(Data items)
□ □ □
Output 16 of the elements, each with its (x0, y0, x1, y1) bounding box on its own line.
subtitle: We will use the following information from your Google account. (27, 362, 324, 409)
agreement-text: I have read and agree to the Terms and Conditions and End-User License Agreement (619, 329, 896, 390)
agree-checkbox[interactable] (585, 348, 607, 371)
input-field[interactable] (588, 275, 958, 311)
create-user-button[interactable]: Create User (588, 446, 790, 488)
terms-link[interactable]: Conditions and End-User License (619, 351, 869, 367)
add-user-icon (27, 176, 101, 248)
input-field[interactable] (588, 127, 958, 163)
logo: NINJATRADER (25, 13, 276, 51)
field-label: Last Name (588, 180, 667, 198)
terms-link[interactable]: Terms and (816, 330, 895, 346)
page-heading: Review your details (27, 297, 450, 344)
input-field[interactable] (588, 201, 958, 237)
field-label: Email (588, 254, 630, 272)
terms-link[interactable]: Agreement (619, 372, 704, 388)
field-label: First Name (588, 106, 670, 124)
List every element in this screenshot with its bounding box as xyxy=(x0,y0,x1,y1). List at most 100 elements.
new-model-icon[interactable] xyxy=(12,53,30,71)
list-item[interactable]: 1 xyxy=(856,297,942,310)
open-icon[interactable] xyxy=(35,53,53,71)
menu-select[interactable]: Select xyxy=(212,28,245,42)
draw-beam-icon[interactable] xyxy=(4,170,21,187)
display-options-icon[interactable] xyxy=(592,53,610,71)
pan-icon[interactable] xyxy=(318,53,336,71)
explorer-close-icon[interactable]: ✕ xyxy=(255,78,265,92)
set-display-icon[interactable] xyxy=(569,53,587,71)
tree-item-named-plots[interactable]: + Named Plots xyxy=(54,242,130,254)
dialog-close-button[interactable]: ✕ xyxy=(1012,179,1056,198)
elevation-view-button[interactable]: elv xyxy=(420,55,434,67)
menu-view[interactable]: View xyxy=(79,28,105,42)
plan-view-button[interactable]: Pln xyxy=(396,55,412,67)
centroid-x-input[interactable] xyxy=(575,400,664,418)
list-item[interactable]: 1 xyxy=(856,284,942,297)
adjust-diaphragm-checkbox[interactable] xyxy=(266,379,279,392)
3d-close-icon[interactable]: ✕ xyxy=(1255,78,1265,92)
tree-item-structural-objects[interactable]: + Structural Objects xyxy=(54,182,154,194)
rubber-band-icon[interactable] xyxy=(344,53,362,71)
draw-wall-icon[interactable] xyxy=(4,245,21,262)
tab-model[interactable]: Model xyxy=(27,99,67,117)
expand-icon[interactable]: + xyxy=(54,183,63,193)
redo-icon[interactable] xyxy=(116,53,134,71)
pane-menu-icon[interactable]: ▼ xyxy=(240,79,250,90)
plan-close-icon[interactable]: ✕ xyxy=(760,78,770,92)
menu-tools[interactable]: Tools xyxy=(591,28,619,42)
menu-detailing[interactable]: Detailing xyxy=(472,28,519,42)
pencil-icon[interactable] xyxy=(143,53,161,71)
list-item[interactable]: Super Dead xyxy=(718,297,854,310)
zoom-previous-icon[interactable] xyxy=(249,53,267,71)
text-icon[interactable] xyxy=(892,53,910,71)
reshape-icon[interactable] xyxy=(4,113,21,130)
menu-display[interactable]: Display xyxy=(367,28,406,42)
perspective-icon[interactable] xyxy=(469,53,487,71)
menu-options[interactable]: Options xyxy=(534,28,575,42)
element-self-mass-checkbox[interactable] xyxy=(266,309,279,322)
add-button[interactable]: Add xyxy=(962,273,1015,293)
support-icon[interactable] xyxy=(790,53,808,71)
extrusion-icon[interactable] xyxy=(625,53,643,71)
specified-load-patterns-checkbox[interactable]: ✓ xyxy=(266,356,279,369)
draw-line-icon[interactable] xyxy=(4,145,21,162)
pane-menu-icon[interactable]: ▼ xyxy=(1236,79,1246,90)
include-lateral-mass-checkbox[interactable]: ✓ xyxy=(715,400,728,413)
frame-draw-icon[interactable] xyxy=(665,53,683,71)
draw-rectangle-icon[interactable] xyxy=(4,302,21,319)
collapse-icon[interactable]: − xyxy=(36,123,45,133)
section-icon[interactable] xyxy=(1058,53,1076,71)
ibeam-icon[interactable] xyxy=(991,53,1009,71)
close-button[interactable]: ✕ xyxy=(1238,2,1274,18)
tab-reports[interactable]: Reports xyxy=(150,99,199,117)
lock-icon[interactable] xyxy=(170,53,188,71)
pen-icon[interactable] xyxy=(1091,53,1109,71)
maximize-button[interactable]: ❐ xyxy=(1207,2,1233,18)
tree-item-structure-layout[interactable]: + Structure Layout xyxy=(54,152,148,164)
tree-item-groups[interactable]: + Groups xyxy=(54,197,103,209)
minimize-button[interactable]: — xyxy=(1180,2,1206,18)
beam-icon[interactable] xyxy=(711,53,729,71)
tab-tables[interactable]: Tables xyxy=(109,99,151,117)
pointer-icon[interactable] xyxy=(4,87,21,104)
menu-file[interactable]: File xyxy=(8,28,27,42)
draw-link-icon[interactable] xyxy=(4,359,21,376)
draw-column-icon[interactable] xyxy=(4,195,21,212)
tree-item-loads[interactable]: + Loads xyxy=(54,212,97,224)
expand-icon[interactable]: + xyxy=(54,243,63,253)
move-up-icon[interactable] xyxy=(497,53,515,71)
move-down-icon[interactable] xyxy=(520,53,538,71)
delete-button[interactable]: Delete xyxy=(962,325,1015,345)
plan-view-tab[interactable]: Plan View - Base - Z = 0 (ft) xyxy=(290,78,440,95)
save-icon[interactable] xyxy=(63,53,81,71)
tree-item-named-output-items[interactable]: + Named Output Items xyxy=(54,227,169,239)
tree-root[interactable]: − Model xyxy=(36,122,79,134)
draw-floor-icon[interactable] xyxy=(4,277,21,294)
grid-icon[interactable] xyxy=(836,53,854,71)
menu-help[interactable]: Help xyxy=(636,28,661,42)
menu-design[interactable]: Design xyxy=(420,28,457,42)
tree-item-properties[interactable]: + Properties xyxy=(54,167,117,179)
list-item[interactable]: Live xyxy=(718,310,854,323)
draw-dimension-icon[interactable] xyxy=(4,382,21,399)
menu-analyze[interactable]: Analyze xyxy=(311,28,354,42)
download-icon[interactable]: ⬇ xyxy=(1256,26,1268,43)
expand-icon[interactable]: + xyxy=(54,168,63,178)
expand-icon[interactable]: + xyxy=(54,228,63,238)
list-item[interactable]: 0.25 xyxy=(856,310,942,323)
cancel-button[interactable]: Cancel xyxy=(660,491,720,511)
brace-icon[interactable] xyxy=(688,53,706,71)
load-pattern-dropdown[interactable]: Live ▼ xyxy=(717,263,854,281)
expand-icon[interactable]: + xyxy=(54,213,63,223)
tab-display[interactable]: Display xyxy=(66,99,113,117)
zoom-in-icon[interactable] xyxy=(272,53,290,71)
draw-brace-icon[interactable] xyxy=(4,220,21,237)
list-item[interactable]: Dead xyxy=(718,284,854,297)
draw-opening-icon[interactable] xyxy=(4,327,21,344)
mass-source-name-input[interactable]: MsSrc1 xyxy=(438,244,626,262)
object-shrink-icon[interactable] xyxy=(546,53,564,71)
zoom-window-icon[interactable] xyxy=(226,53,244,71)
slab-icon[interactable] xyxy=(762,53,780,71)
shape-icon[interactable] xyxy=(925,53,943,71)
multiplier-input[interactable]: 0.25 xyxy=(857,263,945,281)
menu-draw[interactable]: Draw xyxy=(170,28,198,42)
□ □ □
What you are asked to do:
Reproduce every line of the data items above word for word.

Finished task:
Output 16 of the elements, each with its (x0, y0, x1, y1) bounding box on its own line.
subtitle: We will use the following information from your Google account. (27, 362, 324, 409)
agreement-text: I have read and agree to the Terms and Conditions and End-User License Agreement (619, 329, 896, 390)
agree-checkbox[interactable] (585, 348, 607, 371)
input-field[interactable] (588, 275, 958, 311)
create-user-button[interactable]: Create User (588, 446, 790, 488)
terms-link[interactable]: Conditions and End-User License (619, 351, 869, 367)
add-user-icon (27, 176, 101, 248)
input-field[interactable] (588, 127, 958, 163)
logo: NINJATRADER (25, 13, 276, 51)
field-label: Last Name (588, 180, 667, 198)
terms-link[interactable]: Terms and (816, 330, 895, 346)
page-heading: Review your details (27, 297, 450, 344)
input-field[interactable] (588, 201, 958, 237)
field-label: Email (588, 254, 630, 272)
terms-link[interactable]: Agreement (619, 372, 704, 388)
field-label: First Name (588, 106, 670, 124)
List every element in this screenshot with its bounding box as xyxy=(x0,y0,x1,y1). List at most 100 elements.
new-model-icon[interactable] xyxy=(12,53,30,71)
list-item[interactable]: 1 xyxy=(856,297,942,310)
open-icon[interactable] xyxy=(35,53,53,71)
menu-select[interactable]: Select xyxy=(212,28,245,42)
draw-beam-icon[interactable] xyxy=(4,170,21,187)
display-options-icon[interactable] xyxy=(592,53,610,71)
pan-icon[interactable] xyxy=(318,53,336,71)
explorer-close-icon[interactable]: ✕ xyxy=(255,78,265,92)
set-display-icon[interactable] xyxy=(569,53,587,71)
tree-item-named-plots[interactable]: + Named Plots xyxy=(54,242,130,254)
dialog-close-button[interactable]: ✕ xyxy=(1012,179,1056,198)
elevation-view-button[interactable]: elv xyxy=(420,55,434,67)
menu-view[interactable]: View xyxy=(79,28,105,42)
plan-view-button[interactable]: Pln xyxy=(396,55,412,67)
centroid-x-input[interactable] xyxy=(575,400,664,418)
list-item[interactable]: 1 xyxy=(856,284,942,297)
adjust-diaphragm-checkbox[interactable] xyxy=(266,379,279,392)
3d-close-icon[interactable]: ✕ xyxy=(1255,78,1265,92)
tree-item-structural-objects[interactable]: + Structural Objects xyxy=(54,182,154,194)
rubber-band-icon[interactable] xyxy=(344,53,362,71)
draw-wall-icon[interactable] xyxy=(4,245,21,262)
tab-model[interactable]: Model xyxy=(27,99,67,117)
expand-icon[interactable]: + xyxy=(54,183,63,193)
redo-icon[interactable] xyxy=(116,53,134,71)
pane-menu-icon[interactable]: ▼ xyxy=(240,79,250,90)
plan-close-icon[interactable]: ✕ xyxy=(760,78,770,92)
menu-tools[interactable]: Tools xyxy=(591,28,619,42)
menu-detailing[interactable]: Detailing xyxy=(472,28,519,42)
pencil-icon[interactable] xyxy=(143,53,161,71)
list-item[interactable]: Super Dead xyxy=(718,297,854,310)
zoom-previous-icon[interactable] xyxy=(249,53,267,71)
text-icon[interactable] xyxy=(892,53,910,71)
reshape-icon[interactable] xyxy=(4,113,21,130)
menu-display[interactable]: Display xyxy=(367,28,406,42)
perspective-icon[interactable] xyxy=(469,53,487,71)
menu-options[interactable]: Options xyxy=(534,28,575,42)
element-self-mass-checkbox[interactable] xyxy=(266,309,279,322)
add-button[interactable]: Add xyxy=(962,273,1015,293)
support-icon[interactable] xyxy=(790,53,808,71)
extrusion-icon[interactable] xyxy=(625,53,643,71)
specified-load-patterns-checkbox[interactable]: ✓ xyxy=(266,356,279,369)
draw-line-icon[interactable] xyxy=(4,145,21,162)
pane-menu-icon[interactable]: ▼ xyxy=(1236,79,1246,90)
include-lateral-mass-checkbox[interactable]: ✓ xyxy=(715,400,728,413)
frame-draw-icon[interactable] xyxy=(665,53,683,71)
draw-rectangle-icon[interactable] xyxy=(4,302,21,319)
collapse-icon[interactable]: − xyxy=(36,123,45,133)
section-icon[interactable] xyxy=(1058,53,1076,71)
ibeam-icon[interactable] xyxy=(991,53,1009,71)
close-button[interactable]: ✕ xyxy=(1238,2,1274,18)
tab-reports[interactable]: Reports xyxy=(150,99,199,117)
lock-icon[interactable] xyxy=(170,53,188,71)
pen-icon[interactable] xyxy=(1091,53,1109,71)
maximize-button[interactable]: ❐ xyxy=(1207,2,1233,18)
tree-item-structure-layout[interactable]: + Structure Layout xyxy=(54,152,148,164)
tree-item-groups[interactable]: + Groups xyxy=(54,197,103,209)
minimize-button[interactable]: — xyxy=(1180,2,1206,18)
beam-icon[interactable] xyxy=(711,53,729,71)
tab-tables[interactable]: Tables xyxy=(109,99,151,117)
pointer-icon[interactable] xyxy=(4,87,21,104)
menu-file[interactable]: File xyxy=(8,28,27,42)
draw-link-icon[interactable] xyxy=(4,359,21,376)
draw-column-icon[interactable] xyxy=(4,195,21,212)
tree-item-loads[interactable]: + Loads xyxy=(54,212,97,224)
expand-icon[interactable]: + xyxy=(54,243,63,253)
move-up-icon[interactable] xyxy=(497,53,515,71)
move-down-icon[interactable] xyxy=(520,53,538,71)
delete-button[interactable]: Delete xyxy=(962,325,1015,345)
plan-view-tab[interactable]: Plan View - Base - Z = 0 (ft) xyxy=(290,78,440,95)
save-icon[interactable] xyxy=(63,53,81,71)
tree-item-named-output-items[interactable]: + Named Output Items xyxy=(54,227,169,239)
tree-root[interactable]: − Model xyxy=(36,122,79,134)
draw-floor-icon[interactable] xyxy=(4,277,21,294)
grid-icon[interactable] xyxy=(836,53,854,71)
menu-help[interactable]: Help xyxy=(636,28,661,42)
menu-design[interactable]: Design xyxy=(420,28,457,42)
tree-item-properties[interactable]: + Properties xyxy=(54,167,117,179)
list-item[interactable]: Live xyxy=(718,310,854,323)
draw-dimension-icon[interactable] xyxy=(4,382,21,399)
menu-analyze[interactable]: Analyze xyxy=(311,28,354,42)
download-icon[interactable]: ⬇ xyxy=(1256,26,1268,43)
expand-icon[interactable]: + xyxy=(54,168,63,178)
expand-icon[interactable]: + xyxy=(54,228,63,238)
list-item[interactable]: 0.25 xyxy=(856,310,942,323)
cancel-button[interactable]: Cancel xyxy=(660,491,720,511)
brace-icon[interactable] xyxy=(688,53,706,71)
load-pattern-dropdown[interactable]: Live ▼ xyxy=(717,263,854,281)
expand-icon[interactable]: + xyxy=(54,213,63,223)
tab-display[interactable]: Display xyxy=(66,99,113,117)
zoom-in-icon[interactable] xyxy=(272,53,290,71)
draw-brace-icon[interactable] xyxy=(4,220,21,237)
list-item[interactable]: Dead xyxy=(718,284,854,297)
draw-opening-icon[interactable] xyxy=(4,327,21,344)
mass-source-name-input[interactable]: MsSrc1 xyxy=(438,244,626,262)
object-shrink-icon[interactable] xyxy=(546,53,564,71)
zoom-window-icon[interactable] xyxy=(226,53,244,71)
slab-icon[interactable] xyxy=(762,53,780,71)
shape-icon[interactable] xyxy=(925,53,943,71)
multiplier-input[interactable]: 0.25 xyxy=(857,263,945,281)
menu-draw[interactable]: Draw xyxy=(170,28,198,42)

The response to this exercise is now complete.